- [Exercise instructions] Leave out the pictures and restate the rest of the data exactly.

- [Data provided]
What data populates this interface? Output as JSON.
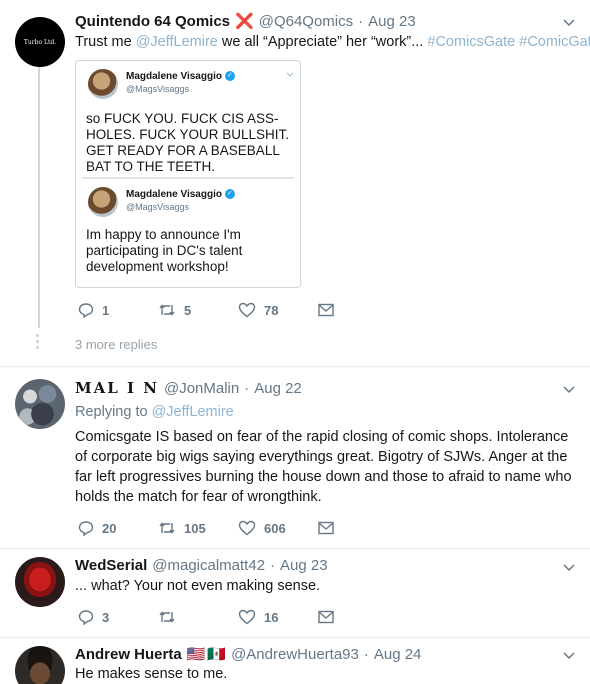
{
  "tweet1": {
    "avatar_text": "Turbo Ltd.",
    "name": "Quintendo 64 Qomics",
    "badge": "❌",
    "handle": "@Q64Qomics",
    "sep": "·",
    "date": "Aug 23",
    "text_prefix": "Trust me ",
    "mention": "@JeffLemire",
    "text_mid": " we all “Appreciate” her “work”... ",
    "hashtag1": "#ComicsGate",
    "hashtag_gap": " ",
    "hashtag2": "#ComicGate",
    "quote1": {
      "name": "Magdalene Visaggio",
      "handle": "@MagsVisaggs",
      "text": "so FUCK YOU. FUCK CIS ASS-HOLES. FUCK YOUR BULLSHIT. GET READY FOR A BASEBALL BAT TO THE TEETH."
    },
    "quote2": {
      "name": "Magdalene Visaggio",
      "handle": "@MagsVisaggs",
      "text": "Im happy to announce I'm participating in DC's talent development workshop!"
    },
    "replies": "1",
    "retweets": "5",
    "likes": "78"
  },
  "more_replies": "3 more replies",
  "tweet2": {
    "name": "MAL I N",
    "handle": "@JonMalin",
    "sep": "·",
    "date": "Aug 22",
    "replying_prefix": "Replying to ",
    "replying_to": "@JeffLemire",
    "text": "Comicsgate IS based on fear of the rapid closing of comic shops. Intolerance of corporate big wigs saying everythings great. Bigotry of SJWs. Anger at the far left progressives burning the house down and those to afraid to name who holds the match for fear of wrongthink.",
    "replies": "20",
    "retweets": "105",
    "likes": "606"
  },
  "tweet3": {
    "name": "WedSerial",
    "handle": "@magicalmatt42",
    "sep": "·",
    "date": "Aug 23",
    "text": "... what? Your not even making sense.",
    "replies": "3",
    "retweets": "",
    "likes": "16"
  },
  "tweet4": {
    "name": "Andrew Huerta",
    "flag1": "🇺🇸",
    "flag2": "🇲🇽",
    "handle": "@AndrewHuerta93",
    "sep": "·",
    "date": "Aug 24",
    "text": "He makes sense to me."
  },
  "colors": {
    "link": "#1da1f2",
    "meta": "#657786",
    "divider": "#e6ecf0"
  }
}
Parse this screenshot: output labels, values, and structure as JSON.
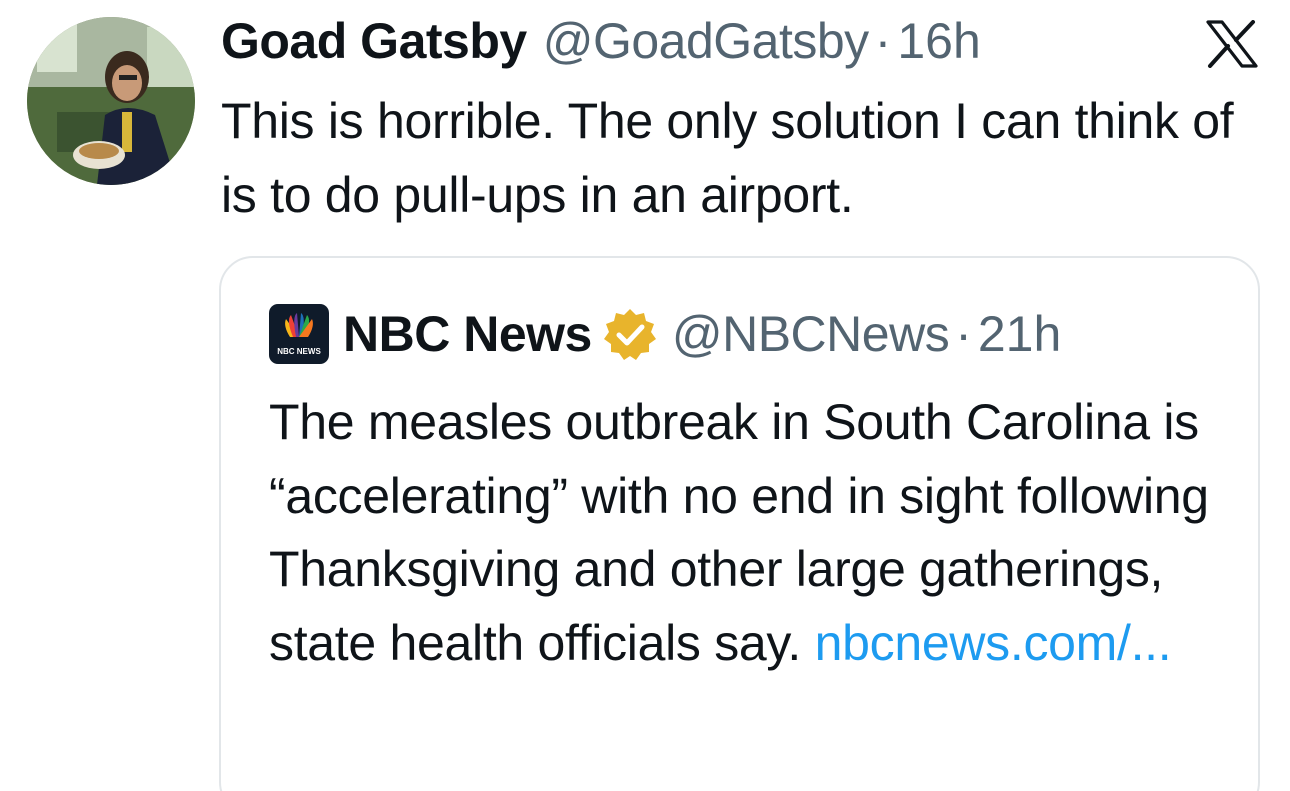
{
  "tweet": {
    "author_name": "Goad Gatsby",
    "author_handle": "@GoadGatsby",
    "separator": "·",
    "time": "16h",
    "text": "This is horrible. The only solution I can think of is to do pull-ups in an airport.",
    "avatar_icon": "profile-photo",
    "brand_icon": "x-logo-icon"
  },
  "quote": {
    "logo_text": "NBC NEWS",
    "author_name": "NBC News",
    "verified_icon": "verified-badge-icon",
    "author_handle": "@NBCNews",
    "separator": "·",
    "time": "21h",
    "text": "The measles outbreak in South Carolina is “accelerating” with no end in sight following Thanksgiving and other large gatherings, state health officials say. ",
    "link_text": "nbcnews.com/..."
  },
  "colors": {
    "text": "#0f1419",
    "secondary": "#536471",
    "link": "#1d9bf0",
    "verified_gold": "#e8b42c",
    "border": "#e2e6e9"
  }
}
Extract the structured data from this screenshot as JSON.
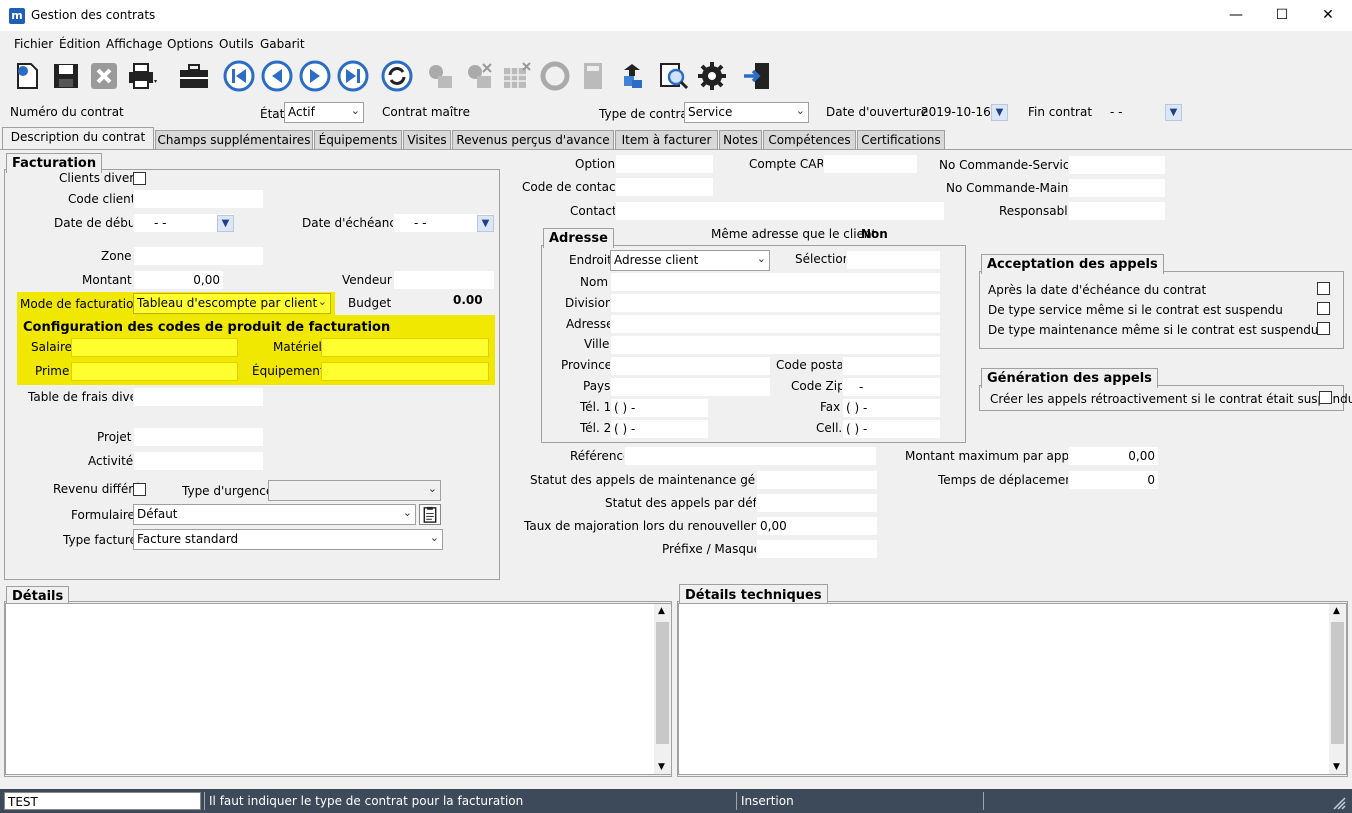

- [Correct output]
What data populates this interface? Output as JSON.
{
  "tweet1": {
    "avatar_text": "Turbo Ltd.",
    "name": "Quintendo 64 Qomics",
    "badge": "❌",
    "handle": "@Q64Qomics",
    "sep": "·",
    "date": "Aug 23",
    "text_prefix": "Trust me ",
    "mention": "@JeffLemire",
    "text_mid": " we all “Appreciate” her “work”... ",
    "hashtag1": "#ComicsGate",
    "hashtag_gap": " ",
    "hashtag2": "#ComicGate",
    "quote1": {
      "name": "Magdalene Visaggio",
      "handle": "@MagsVisaggs",
      "text": "so FUCK YOU. FUCK CIS ASS-HOLES. FUCK YOUR BULLSHIT. GET READY FOR A BASEBALL BAT TO THE TEETH."
    },
    "quote2": {
      "name": "Magdalene Visaggio",
      "handle": "@MagsVisaggs",
      "text": "Im happy to announce I'm participating in DC's talent development workshop!"
    },
    "replies": "1",
    "retweets": "5",
    "likes": "78"
  },
  "more_replies": "3 more replies",
  "tweet2": {
    "name": "MAL I N",
    "handle": "@JonMalin",
    "sep": "·",
    "date": "Aug 22",
    "replying_prefix": "Replying to ",
    "replying_to": "@JeffLemire",
    "text": "Comicsgate IS based on fear of the rapid closing of comic shops. Intolerance of corporate big wigs saying everythings great. Bigotry of SJWs. Anger at the far left progressives burning the house down and those to afraid to name who holds the match for fear of wrongthink.",
    "replies": "20",
    "retweets": "105",
    "likes": "606"
  },
  "tweet3": {
    "name": "WedSerial",
    "handle": "@magicalmatt42",
    "sep": "·",
    "date": "Aug 23",
    "text": "... what? Your not even making sense.",
    "replies": "3",
    "retweets": "",
    "likes": "16"
  },
  "tweet4": {
    "name": "Andrew Huerta",
    "flag1": "🇺🇸",
    "flag2": "🇲🇽",
    "handle": "@AndrewHuerta93",
    "sep": "·",
    "date": "Aug 24",
    "text": "He makes sense to me."
  },
  "colors": {
    "link": "#1da1f2",
    "meta": "#657786",
    "divider": "#e6ecf0"
  }
}
Parse this screenshot: output labels, values, and structure as JSON.
{
  "tweet": {
    "author_name": "Goad Gatsby",
    "author_handle": "@GoadGatsby",
    "separator": "·",
    "time": "16h",
    "text": "This is horrible. The only solution I can think of is to do pull-ups in an airport.",
    "avatar_icon": "profile-photo",
    "brand_icon": "x-logo-icon"
  },
  "quote": {
    "logo_text": "NBC NEWS",
    "author_name": "NBC News",
    "verified_icon": "verified-badge-icon",
    "author_handle": "@NBCNews",
    "separator": "·",
    "time": "21h",
    "text": "The measles outbreak in South Carolina is “accelerating” with no end in sight following Thanksgiving and other large gatherings, state health officials say. ",
    "link_text": "nbcnews.com/..."
  },
  "colors": {
    "text": "#0f1419",
    "secondary": "#536471",
    "link": "#1d9bf0",
    "verified_gold": "#e8b42c",
    "border": "#e2e6e9"
  }
}
Extract the structured data from this screenshot as JSON.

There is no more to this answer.